> **Exercise task**
Restate each line of the listing exactly, without carrying over any pictures.

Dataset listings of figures
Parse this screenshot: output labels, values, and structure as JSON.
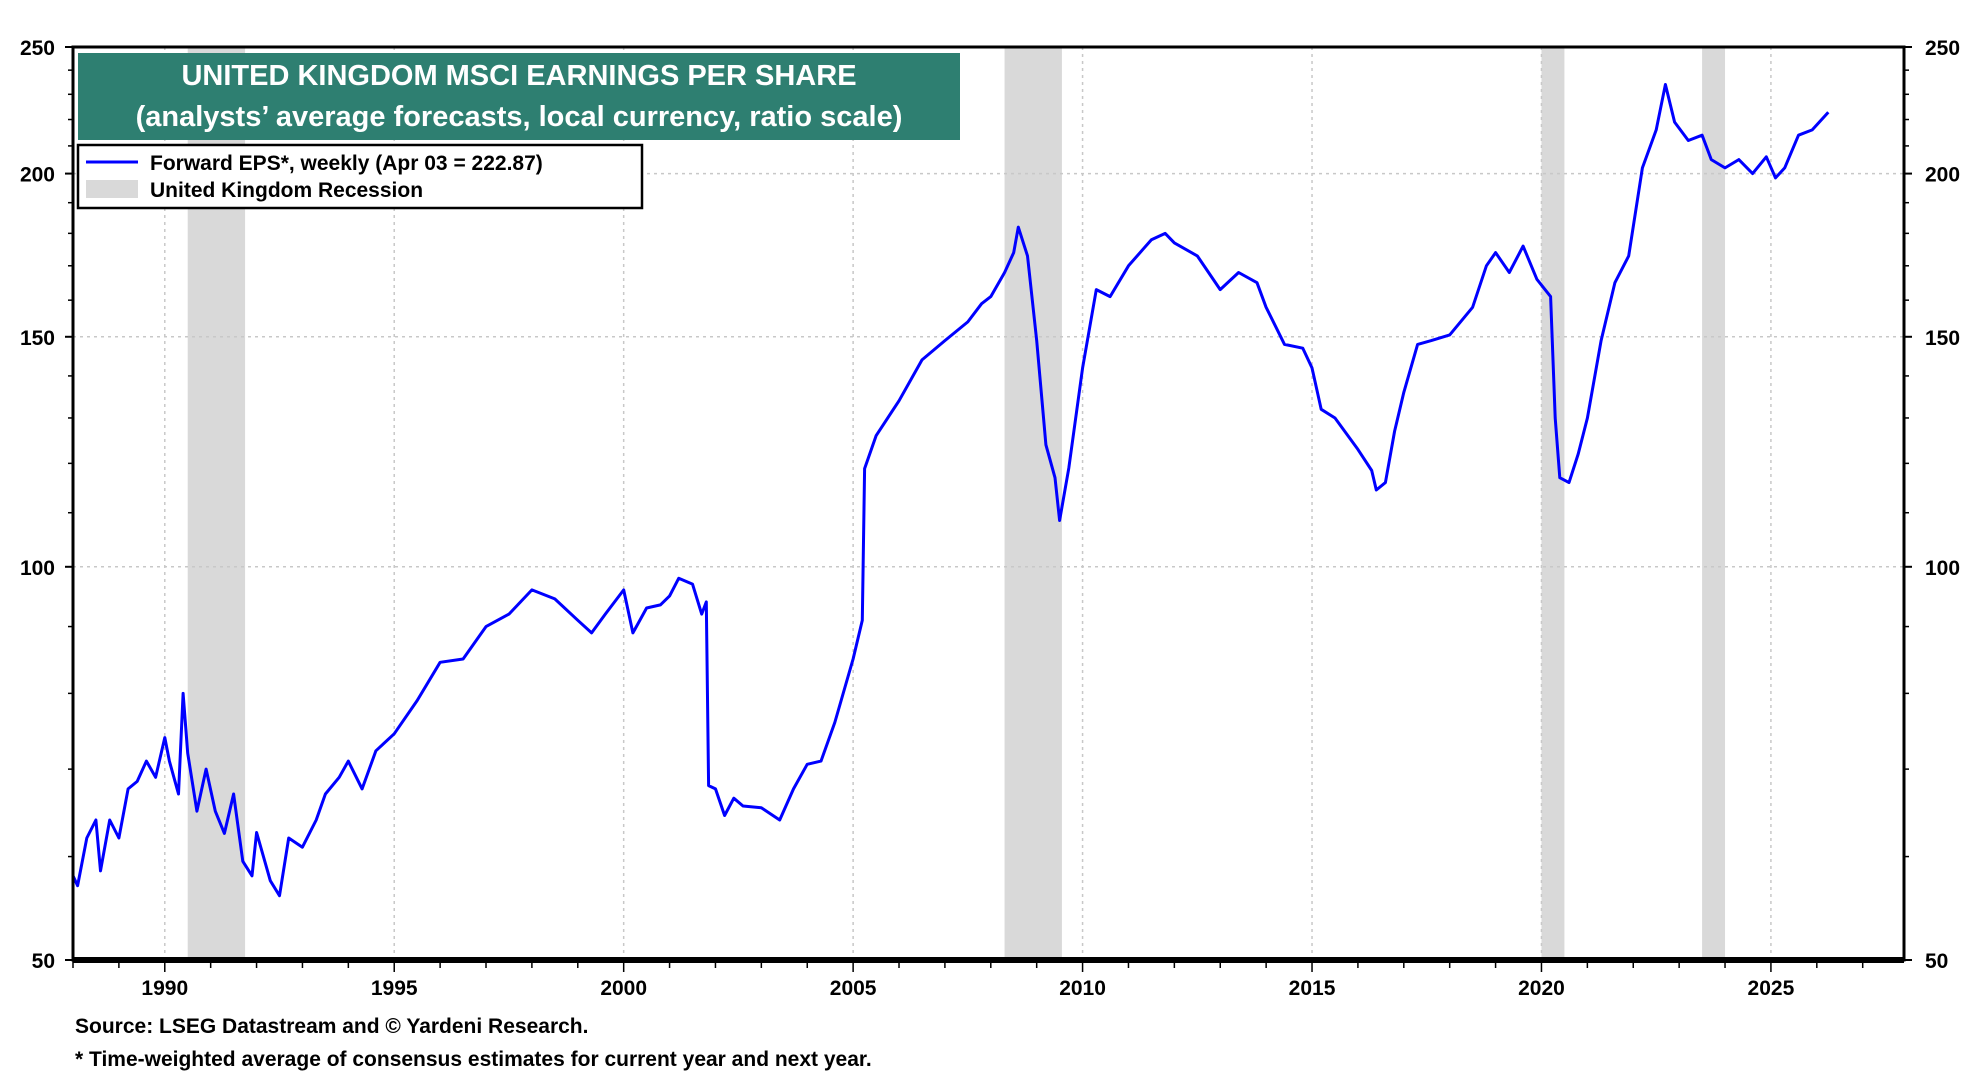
{
  "chart_data": {
    "type": "line",
    "title": "UNITED KINGDOM MSCI EARNINGS PER SHARE",
    "subtitle": "(analysts’ average forecasts, local currency, ratio scale)",
    "title_bg_color": "#2e7f71",
    "xlabel": "",
    "ylabel": "",
    "y_scale": "log",
    "ylim": [
      50,
      250
    ],
    "xlim": [
      1988.0,
      2027.9
    ],
    "y_ticks": [
      50,
      100,
      150,
      200,
      250
    ],
    "y_tick_labels": [
      "50",
      "100",
      "150",
      "200",
      "250"
    ],
    "x_ticks": [
      1990,
      1995,
      2000,
      2005,
      2010,
      2015,
      2020,
      2025
    ],
    "x_tick_labels": [
      "1990",
      "1995",
      "2000",
      "2005",
      "2010",
      "2015",
      "2020",
      "2025"
    ],
    "grid": true,
    "legend_position": "top-left",
    "legend": [
      {
        "label": "Forward EPS*, weekly (Apr 03 = 222.87)",
        "color": "#0000ff",
        "kind": "line"
      },
      {
        "label": "United Kingdom Recession",
        "color": "#d9d9d9",
        "kind": "band"
      }
    ],
    "recessions": [
      [
        1990.5,
        1991.75
      ],
      [
        2008.3,
        2009.55
      ],
      [
        2020.0,
        2020.5
      ],
      [
        2023.5,
        2024.0
      ]
    ],
    "series": [
      {
        "name": "Forward EPS*, weekly (Apr 03 = 222.87)",
        "color": "#0000ff",
        "x": [
          1988.0,
          1988.1,
          1988.3,
          1988.5,
          1988.6,
          1988.8,
          1989.0,
          1989.2,
          1989.4,
          1989.6,
          1989.8,
          1990.0,
          1990.1,
          1990.3,
          1990.4,
          1990.5,
          1990.7,
          1990.9,
          1991.1,
          1991.3,
          1991.5,
          1991.7,
          1991.9,
          1992.0,
          1992.3,
          1992.5,
          1992.7,
          1993.0,
          1993.3,
          1993.5,
          1993.8,
          1994.0,
          1994.3,
          1994.6,
          1995.0,
          1995.5,
          1996.0,
          1996.5,
          1997.0,
          1997.5,
          1998.0,
          1998.5,
          1999.0,
          1999.3,
          1999.6,
          2000.0,
          2000.2,
          2000.5,
          2000.8,
          2001.0,
          2001.2,
          2001.5,
          2001.7,
          2001.8,
          2001.85,
          2002.0,
          2002.2,
          2002.4,
          2002.6,
          2003.0,
          2003.4,
          2003.7,
          2004.0,
          2004.3,
          2004.6,
          2005.0,
          2005.2,
          2005.25,
          2005.5,
          2006.0,
          2006.5,
          2007.0,
          2007.5,
          2007.8,
          2008.0,
          2008.3,
          2008.5,
          2008.6,
          2008.8,
          2009.0,
          2009.2,
          2009.4,
          2009.5,
          2009.7,
          2010.0,
          2010.3,
          2010.6,
          2011.0,
          2011.5,
          2011.8,
          2012.0,
          2012.5,
          2013.0,
          2013.4,
          2013.8,
          2014.0,
          2014.4,
          2014.8,
          2015.0,
          2015.2,
          2015.5,
          2016.0,
          2016.3,
          2016.4,
          2016.6,
          2016.8,
          2017.0,
          2017.3,
          2017.6,
          2018.0,
          2018.5,
          2018.8,
          2019.0,
          2019.3,
          2019.6,
          2019.9,
          2020.2,
          2020.3,
          2020.4,
          2020.6,
          2020.8,
          2021.0,
          2021.3,
          2021.6,
          2021.9,
          2022.2,
          2022.5,
          2022.7,
          2022.9,
          2023.2,
          2023.5,
          2023.7,
          2024.0,
          2024.3,
          2024.6,
          2024.9,
          2025.1,
          2025.3,
          2025.6,
          2025.9,
          2026.25
        ],
        "y": [
          58,
          57,
          62,
          64,
          58.5,
          64,
          62,
          67.6,
          68.5,
          71,
          69,
          74,
          71,
          67,
          80,
          72,
          65,
          70,
          65,
          62.5,
          67,
          59.5,
          58,
          62.6,
          57.5,
          56,
          62,
          61,
          64,
          67,
          69,
          71,
          67.6,
          72.3,
          74.5,
          79,
          84.5,
          85,
          90,
          92,
          96,
          94.5,
          91,
          89,
          92,
          96,
          89,
          93,
          93.5,
          95,
          98,
          97,
          92,
          94,
          68,
          67.6,
          64.5,
          66.5,
          65.6,
          65.4,
          64,
          67.6,
          70.6,
          71,
          76,
          85,
          91,
          118.9,
          126,
          134,
          144,
          149,
          154,
          159,
          161,
          168,
          174,
          182,
          173,
          149,
          124,
          117,
          108.5,
          119,
          142,
          163,
          161,
          170,
          178,
          180,
          177,
          173,
          163,
          168,
          165,
          158,
          148,
          147,
          142,
          132,
          130,
          123,
          118.5,
          114.5,
          116,
          127,
          136,
          148,
          149,
          150.5,
          158,
          170,
          174,
          168,
          176,
          166,
          161,
          130,
          117,
          116,
          122,
          130,
          149,
          165,
          173,
          202,
          216,
          234,
          219,
          212,
          214,
          205,
          202,
          205,
          200,
          206,
          198.5,
          202,
          214,
          216,
          222.87
        ]
      }
    ]
  },
  "footer": {
    "source": "Source: LSEG Datastream and © Yardeni Research.",
    "note": "* Time-weighted average of consensus estimates for current year and next year."
  }
}
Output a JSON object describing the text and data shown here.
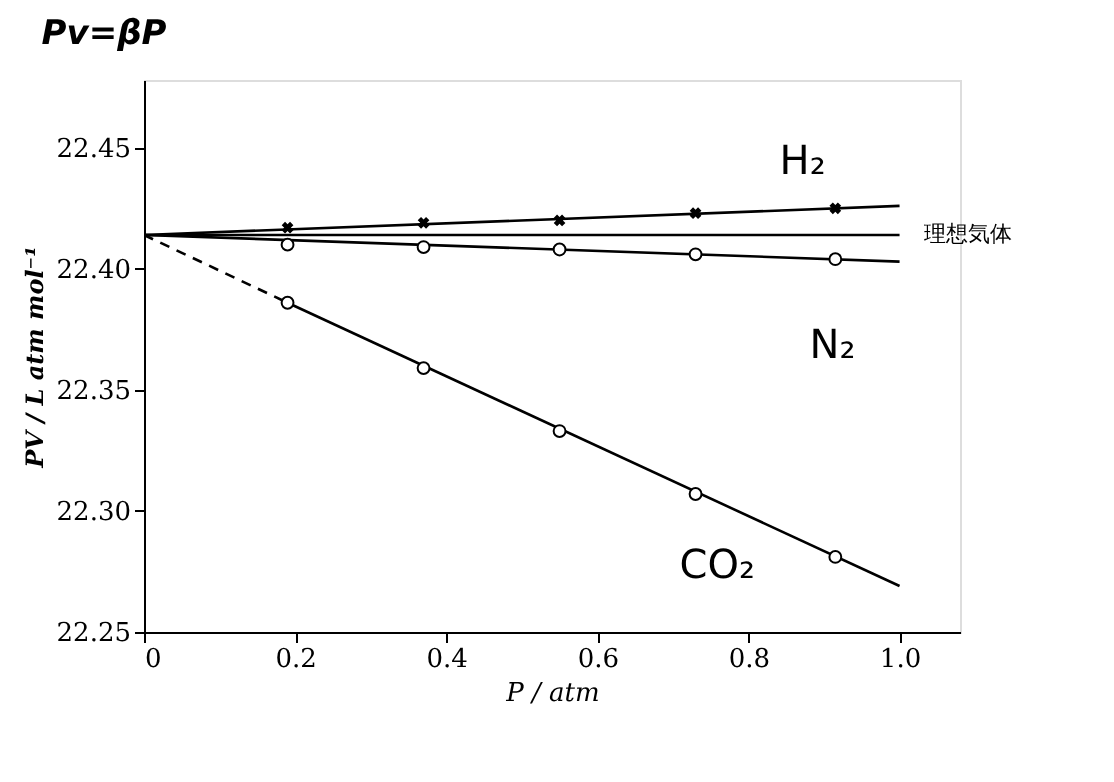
{
  "chart_data": {
    "type": "line",
    "title": "Pv=βP",
    "xlabel": "P / atm",
    "ylabel": "PV / L atm mol⁻¹",
    "xlim": [
      0,
      1.08
    ],
    "xticks": [
      {
        "value": 0,
        "label": "0"
      },
      0.2,
      0.4,
      0.6,
      0.8,
      {
        "value": 1,
        "label": "1.0"
      }
    ],
    "ylim": [
      22.25,
      22.478
    ],
    "yticks": [
      22.25,
      {
        "value": 22.3,
        "label": "22.30"
      },
      22.35,
      {
        "value": 22.4,
        "label": "22.40"
      },
      22.45
    ],
    "grid": false,
    "series": [
      {
        "name": "H₂",
        "color": "#000000",
        "marker": "none",
        "line_style": "solid",
        "x": [
          0,
          1.0
        ],
        "values": [
          22.414,
          22.426
        ]
      },
      {
        "name": "理想気体",
        "color": "#000000",
        "marker": "none",
        "line_style": "solid",
        "x": [
          0,
          1.0
        ],
        "values": [
          22.414,
          22.414
        ]
      },
      {
        "name": "N₂",
        "color": "#000000",
        "marker": "none",
        "line_style": "solid",
        "x": [
          0,
          1.0
        ],
        "values": [
          22.414,
          22.403
        ]
      },
      {
        "name": "CO₂",
        "color": "#000000",
        "marker": "none",
        "line_style": "solid",
        "x": [
          0.19,
          1.0
        ],
        "values": [
          22.386,
          22.269
        ]
      },
      {
        "color": "#000000",
        "marker": "none",
        "line_style": "dashed",
        "x": [
          0,
          0.19
        ],
        "values": [
          22.414,
          22.386
        ]
      },
      {
        "type": "scatter",
        "color": "#000000",
        "marker": "cross",
        "x": [
          0.19,
          0.37,
          0.55,
          0.73,
          0.915
        ],
        "values": [
          22.417,
          22.419,
          22.42,
          22.423,
          22.425
        ]
      },
      {
        "type": "scatter",
        "color": "#000000",
        "marker": "circle",
        "x": [
          0.19,
          0.37,
          0.55,
          0.73,
          0.915
        ],
        "values": [
          22.41,
          22.409,
          22.408,
          22.406,
          22.404
        ]
      },
      {
        "type": "scatter",
        "color": "#000000",
        "marker": "circle",
        "x": [
          0.19,
          0.37,
          0.55,
          0.73,
          0.915
        ],
        "values": [
          22.386,
          22.359,
          22.333,
          22.307,
          22.281
        ]
      }
    ]
  }
}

> **Response to the exercise**
Parse this screenshot: output labels, values, and structure as JSON.
{
  "chart_data": {
    "type": "line",
    "title": "UNITED KINGDOM MSCI EARNINGS PER SHARE",
    "subtitle": "(analysts’ average forecasts, local currency, ratio scale)",
    "title_bg_color": "#2e7f71",
    "xlabel": "",
    "ylabel": "",
    "y_scale": "log",
    "ylim": [
      50,
      250
    ],
    "xlim": [
      1988.0,
      2027.9
    ],
    "y_ticks": [
      50,
      100,
      150,
      200,
      250
    ],
    "y_tick_labels": [
      "50",
      "100",
      "150",
      "200",
      "250"
    ],
    "x_ticks": [
      1990,
      1995,
      2000,
      2005,
      2010,
      2015,
      2020,
      2025
    ],
    "x_tick_labels": [
      "1990",
      "1995",
      "2000",
      "2005",
      "2010",
      "2015",
      "2020",
      "2025"
    ],
    "grid": true,
    "legend_position": "top-left",
    "legend": [
      {
        "label": "Forward EPS*, weekly (Apr 03 = 222.87)",
        "color": "#0000ff",
        "kind": "line"
      },
      {
        "label": "United Kingdom Recession",
        "color": "#d9d9d9",
        "kind": "band"
      }
    ],
    "recessions": [
      [
        1990.5,
        1991.75
      ],
      [
        2008.3,
        2009.55
      ],
      [
        2020.0,
        2020.5
      ],
      [
        2023.5,
        2024.0
      ]
    ],
    "series": [
      {
        "name": "Forward EPS*, weekly (Apr 03 = 222.87)",
        "color": "#0000ff",
        "x": [
          1988.0,
          1988.1,
          1988.3,
          1988.5,
          1988.6,
          1988.8,
          1989.0,
          1989.2,
          1989.4,
          1989.6,
          1989.8,
          1990.0,
          1990.1,
          1990.3,
          1990.4,
          1990.5,
          1990.7,
          1990.9,
          1991.1,
          1991.3,
          1991.5,
          1991.7,
          1991.9,
          1992.0,
          1992.3,
          1992.5,
          1992.7,
          1993.0,
          1993.3,
          1993.5,
          1993.8,
          1994.0,
          1994.3,
          1994.6,
          1995.0,
          1995.5,
          1996.0,
          1996.5,
          1997.0,
          1997.5,
          1998.0,
          1998.5,
          1999.0,
          1999.3,
          1999.6,
          2000.0,
          2000.2,
          2000.5,
          2000.8,
          2001.0,
          2001.2,
          2001.5,
          2001.7,
          2001.8,
          2001.85,
          2002.0,
          2002.2,
          2002.4,
          2002.6,
          2003.0,
          2003.4,
          2003.7,
          2004.0,
          2004.3,
          2004.6,
          2005.0,
          2005.2,
          2005.25,
          2005.5,
          2006.0,
          2006.5,
          2007.0,
          2007.5,
          2007.8,
          2008.0,
          2008.3,
          2008.5,
          2008.6,
          2008.8,
          2009.0,
          2009.2,
          2009.4,
          2009.5,
          2009.7,
          2010.0,
          2010.3,
          2010.6,
          2011.0,
          2011.5,
          2011.8,
          2012.0,
          2012.5,
          2013.0,
          2013.4,
          2013.8,
          2014.0,
          2014.4,
          2014.8,
          2015.0,
          2015.2,
          2015.5,
          2016.0,
          2016.3,
          2016.4,
          2016.6,
          2016.8,
          2017.0,
          2017.3,
          2017.6,
          2018.0,
          2018.5,
          2018.8,
          2019.0,
          2019.3,
          2019.6,
          2019.9,
          2020.2,
          2020.3,
          2020.4,
          2020.6,
          2020.8,
          2021.0,
          2021.3,
          2021.6,
          2021.9,
          2022.2,
          2022.5,
          2022.7,
          2022.9,
          2023.2,
          2023.5,
          2023.7,
          2024.0,
          2024.3,
          2024.6,
          2024.9,
          2025.1,
          2025.3,
          2025.6,
          2025.9,
          2026.25
        ],
        "y": [
          58,
          57,
          62,
          64,
          58.5,
          64,
          62,
          67.6,
          68.5,
          71,
          69,
          74,
          71,
          67,
          80,
          72,
          65,
          70,
          65,
          62.5,
          67,
          59.5,
          58,
          62.6,
          57.5,
          56,
          62,
          61,
          64,
          67,
          69,
          71,
          67.6,
          72.3,
          74.5,
          79,
          84.5,
          85,
          90,
          92,
          96,
          94.5,
          91,
          89,
          92,
          96,
          89,
          93,
          93.5,
          95,
          98,
          97,
          92,
          94,
          68,
          67.6,
          64.5,
          66.5,
          65.6,
          65.4,
          64,
          67.6,
          70.6,
          71,
          76,
          85,
          91,
          118.9,
          126,
          134,
          144,
          149,
          154,
          159,
          161,
          168,
          174,
          182,
          173,
          149,
          124,
          117,
          108.5,
          119,
          142,
          163,
          161,
          170,
          178,
          180,
          177,
          173,
          163,
          168,
          165,
          158,
          148,
          147,
          142,
          132,
          130,
          123,
          118.5,
          114.5,
          116,
          127,
          136,
          148,
          149,
          150.5,
          158,
          170,
          174,
          168,
          176,
          166,
          161,
          130,
          117,
          116,
          122,
          130,
          149,
          165,
          173,
          202,
          216,
          234,
          219,
          212,
          214,
          205,
          202,
          205,
          200,
          206,
          198.5,
          202,
          214,
          216,
          222.87
        ]
      }
    ]
  },
  "footer": {
    "source": "Source: LSEG Datastream and © Yardeni Research.",
    "note": "* Time-weighted average of consensus estimates for current year and next year."
  }
}
Output a JSON object describing the text and data shown here.
{
  "chart_data": {
    "type": "line",
    "title": "Pv=βP",
    "xlabel": "P / atm",
    "ylabel": "PV / L atm mol⁻¹",
    "xlim": [
      0,
      1.08
    ],
    "xticks": [
      {
        "value": 0,
        "label": "0"
      },
      0.2,
      0.4,
      0.6,
      0.8,
      {
        "value": 1,
        "label": "1.0"
      }
    ],
    "ylim": [
      22.25,
      22.478
    ],
    "yticks": [
      22.25,
      {
        "value": 22.3,
        "label": "22.30"
      },
      22.35,
      {
        "value": 22.4,
        "label": "22.40"
      },
      22.45
    ],
    "grid": false,
    "series": [
      {
        "name": "H₂",
        "color": "#000000",
        "marker": "none",
        "line_style": "solid",
        "x": [
          0,
          1.0
        ],
        "values": [
          22.414,
          22.426
        ]
      },
      {
        "name": "理想気体",
        "color": "#000000",
        "marker": "none",
        "line_style": "solid",
        "x": [
          0,
          1.0
        ],
        "values": [
          22.414,
          22.414
        ]
      },
      {
        "name": "N₂",
        "color": "#000000",
        "marker": "none",
        "line_style": "solid",
        "x": [
          0,
          1.0
        ],
        "values": [
          22.414,
          22.403
        ]
      },
      {
        "name": "CO₂",
        "color": "#000000",
        "marker": "none",
        "line_style": "solid",
        "x": [
          0.19,
          1.0
        ],
        "values": [
          22.386,
          22.269
        ]
      },
      {
        "color": "#000000",
        "marker": "none",
        "line_style": "dashed",
        "x": [
          0,
          0.19
        ],
        "values": [
          22.414,
          22.386
        ]
      },
      {
        "type": "scatter",
        "color": "#000000",
        "marker": "cross",
        "x": [
          0.19,
          0.37,
          0.55,
          0.73,
          0.915
        ],
        "values": [
          22.417,
          22.419,
          22.42,
          22.423,
          22.425
        ]
      },
      {
        "type": "scatter",
        "color": "#000000",
        "marker": "circle",
        "x": [
          0.19,
          0.37,
          0.55,
          0.73,
          0.915
        ],
        "values": [
          22.41,
          22.409,
          22.408,
          22.406,
          22.404
        ]
      },
      {
        "type": "scatter",
        "color": "#000000",
        "marker": "circle",
        "x": [
          0.19,
          0.37,
          0.55,
          0.73,
          0.915
        ],
        "values": [
          22.386,
          22.359,
          22.333,
          22.307,
          22.281
        ]
      }
    ]
  }
}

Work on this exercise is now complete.